» Task to carry out
Return all of the data exactly as written, without the pictures.

» Supplied records
####

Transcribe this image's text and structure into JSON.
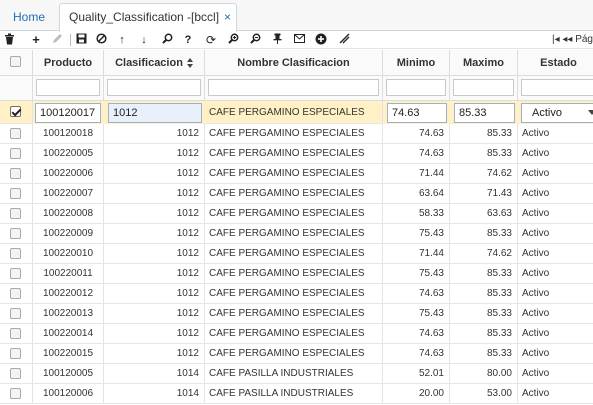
{
  "tabs": {
    "home_label": "Home",
    "active_label": "Quality_Classification -[bccl]",
    "close_glyph": "×"
  },
  "toolbar": {
    "icons": [
      "delete-icon",
      "add-icon",
      "edit-icon",
      "save-icon",
      "cancel-icon",
      "move-up-icon",
      "move-down-icon",
      "search-icon",
      "help-icon",
      "refresh-icon",
      "zoom-in-icon",
      "zoom-out-icon",
      "pin-icon",
      "mail-icon",
      "add-circle-icon",
      "expand-icon"
    ],
    "pager_label": "|◂ ◂◂ Pág"
  },
  "columns": {
    "producto": "Producto",
    "clasificacion": "Clasificacion",
    "nombre": "Nombre Clasificacion",
    "minimo": "Minimo",
    "maximo": "Maximo",
    "estado": "Estado"
  },
  "selected_row": {
    "producto": "100120017",
    "clasificacion": "1012",
    "nombre": "CAFE PERGAMINO ESPECIALES",
    "minimo": "74.63",
    "maximo": "85.33",
    "estado": "Activo"
  },
  "rows": [
    {
      "producto": "100120018",
      "clasificacion": "1012",
      "nombre": "CAFE PERGAMINO ESPECIALES",
      "minimo": "74.63",
      "maximo": "85.33",
      "estado": "Activo"
    },
    {
      "producto": "100220005",
      "clasificacion": "1012",
      "nombre": "CAFE PERGAMINO ESPECIALES",
      "minimo": "74.63",
      "maximo": "85.33",
      "estado": "Activo"
    },
    {
      "producto": "100220006",
      "clasificacion": "1012",
      "nombre": "CAFE PERGAMINO ESPECIALES",
      "minimo": "71.44",
      "maximo": "74.62",
      "estado": "Activo"
    },
    {
      "producto": "100220007",
      "clasificacion": "1012",
      "nombre": "CAFE PERGAMINO ESPECIALES",
      "minimo": "63.64",
      "maximo": "71.43",
      "estado": "Activo"
    },
    {
      "producto": "100220008",
      "clasificacion": "1012",
      "nombre": "CAFE PERGAMINO ESPECIALES",
      "minimo": "58.33",
      "maximo": "63.63",
      "estado": "Activo"
    },
    {
      "producto": "100220009",
      "clasificacion": "1012",
      "nombre": "CAFE PERGAMINO ESPECIALES",
      "minimo": "75.43",
      "maximo": "85.33",
      "estado": "Activo"
    },
    {
      "producto": "100220010",
      "clasificacion": "1012",
      "nombre": "CAFE PERGAMINO ESPECIALES",
      "minimo": "71.44",
      "maximo": "74.62",
      "estado": "Activo"
    },
    {
      "producto": "100220011",
      "clasificacion": "1012",
      "nombre": "CAFE PERGAMINO ESPECIALES",
      "minimo": "75.43",
      "maximo": "85.33",
      "estado": "Activo"
    },
    {
      "producto": "100220012",
      "clasificacion": "1012",
      "nombre": "CAFE PERGAMINO ESPECIALES",
      "minimo": "74.63",
      "maximo": "85.33",
      "estado": "Activo"
    },
    {
      "producto": "100220013",
      "clasificacion": "1012",
      "nombre": "CAFE PERGAMINO ESPECIALES",
      "minimo": "75.43",
      "maximo": "85.33",
      "estado": "Activo"
    },
    {
      "producto": "100220014",
      "clasificacion": "1012",
      "nombre": "CAFE PERGAMINO ESPECIALES",
      "minimo": "74.63",
      "maximo": "85.33",
      "estado": "Activo"
    },
    {
      "producto": "100220015",
      "clasificacion": "1012",
      "nombre": "CAFE PERGAMINO ESPECIALES",
      "minimo": "74.63",
      "maximo": "85.33",
      "estado": "Activo"
    },
    {
      "producto": "100120005",
      "clasificacion": "1014",
      "nombre": "CAFE PASILLA INDUSTRIALES",
      "minimo": "52.01",
      "maximo": "80.00",
      "estado": "Activo"
    },
    {
      "producto": "100120006",
      "clasificacion": "1014",
      "nombre": "CAFE PASILLA INDUSTRIALES",
      "minimo": "20.00",
      "maximo": "53.00",
      "estado": "Activo"
    }
  ],
  "colors": {
    "accent": "#1f6fb3",
    "selected_row_bg": "#fff1c5"
  }
}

####

» Task response
Transcribe this image's text and structure into JSON.
{
  "tabs": {
    "home_label": "Home",
    "active_label": "Quality_Classification -[bccl]",
    "close_glyph": "×"
  },
  "toolbar": {
    "icons": [
      "delete-icon",
      "add-icon",
      "edit-icon",
      "save-icon",
      "cancel-icon",
      "move-up-icon",
      "move-down-icon",
      "search-icon",
      "help-icon",
      "refresh-icon",
      "zoom-in-icon",
      "zoom-out-icon",
      "pin-icon",
      "mail-icon",
      "add-circle-icon",
      "expand-icon"
    ],
    "pager_label": "|◂ ◂◂ Pág"
  },
  "columns": {
    "producto": "Producto",
    "clasificacion": "Clasificacion",
    "nombre": "Nombre Clasificacion",
    "minimo": "Minimo",
    "maximo": "Maximo",
    "estado": "Estado"
  },
  "selected_row": {
    "producto": "100120017",
    "clasificacion": "1012",
    "nombre": "CAFE PERGAMINO ESPECIALES",
    "minimo": "74.63",
    "maximo": "85.33",
    "estado": "Activo"
  },
  "rows": [
    {
      "producto": "100120018",
      "clasificacion": "1012",
      "nombre": "CAFE PERGAMINO ESPECIALES",
      "minimo": "74.63",
      "maximo": "85.33",
      "estado": "Activo"
    },
    {
      "producto": "100220005",
      "clasificacion": "1012",
      "nombre": "CAFE PERGAMINO ESPECIALES",
      "minimo": "74.63",
      "maximo": "85.33",
      "estado": "Activo"
    },
    {
      "producto": "100220006",
      "clasificacion": "1012",
      "nombre": "CAFE PERGAMINO ESPECIALES",
      "minimo": "71.44",
      "maximo": "74.62",
      "estado": "Activo"
    },
    {
      "producto": "100220007",
      "clasificacion": "1012",
      "nombre": "CAFE PERGAMINO ESPECIALES",
      "minimo": "63.64",
      "maximo": "71.43",
      "estado": "Activo"
    },
    {
      "producto": "100220008",
      "clasificacion": "1012",
      "nombre": "CAFE PERGAMINO ESPECIALES",
      "minimo": "58.33",
      "maximo": "63.63",
      "estado": "Activo"
    },
    {
      "producto": "100220009",
      "clasificacion": "1012",
      "nombre": "CAFE PERGAMINO ESPECIALES",
      "minimo": "75.43",
      "maximo": "85.33",
      "estado": "Activo"
    },
    {
      "producto": "100220010",
      "clasificacion": "1012",
      "nombre": "CAFE PERGAMINO ESPECIALES",
      "minimo": "71.44",
      "maximo": "74.62",
      "estado": "Activo"
    },
    {
      "producto": "100220011",
      "clasificacion": "1012",
      "nombre": "CAFE PERGAMINO ESPECIALES",
      "minimo": "75.43",
      "maximo": "85.33",
      "estado": "Activo"
    },
    {
      "producto": "100220012",
      "clasificacion": "1012",
      "nombre": "CAFE PERGAMINO ESPECIALES",
      "minimo": "74.63",
      "maximo": "85.33",
      "estado": "Activo"
    },
    {
      "producto": "100220013",
      "clasificacion": "1012",
      "nombre": "CAFE PERGAMINO ESPECIALES",
      "minimo": "75.43",
      "maximo": "85.33",
      "estado": "Activo"
    },
    {
      "producto": "100220014",
      "clasificacion": "1012",
      "nombre": "CAFE PERGAMINO ESPECIALES",
      "minimo": "74.63",
      "maximo": "85.33",
      "estado": "Activo"
    },
    {
      "producto": "100220015",
      "clasificacion": "1012",
      "nombre": "CAFE PERGAMINO ESPECIALES",
      "minimo": "74.63",
      "maximo": "85.33",
      "estado": "Activo"
    },
    {
      "producto": "100120005",
      "clasificacion": "1014",
      "nombre": "CAFE PASILLA INDUSTRIALES",
      "minimo": "52.01",
      "maximo": "80.00",
      "estado": "Activo"
    },
    {
      "producto": "100120006",
      "clasificacion": "1014",
      "nombre": "CAFE PASILLA INDUSTRIALES",
      "minimo": "20.00",
      "maximo": "53.00",
      "estado": "Activo"
    }
  ],
  "colors": {
    "accent": "#1f6fb3",
    "selected_row_bg": "#fff1c5"
  }
}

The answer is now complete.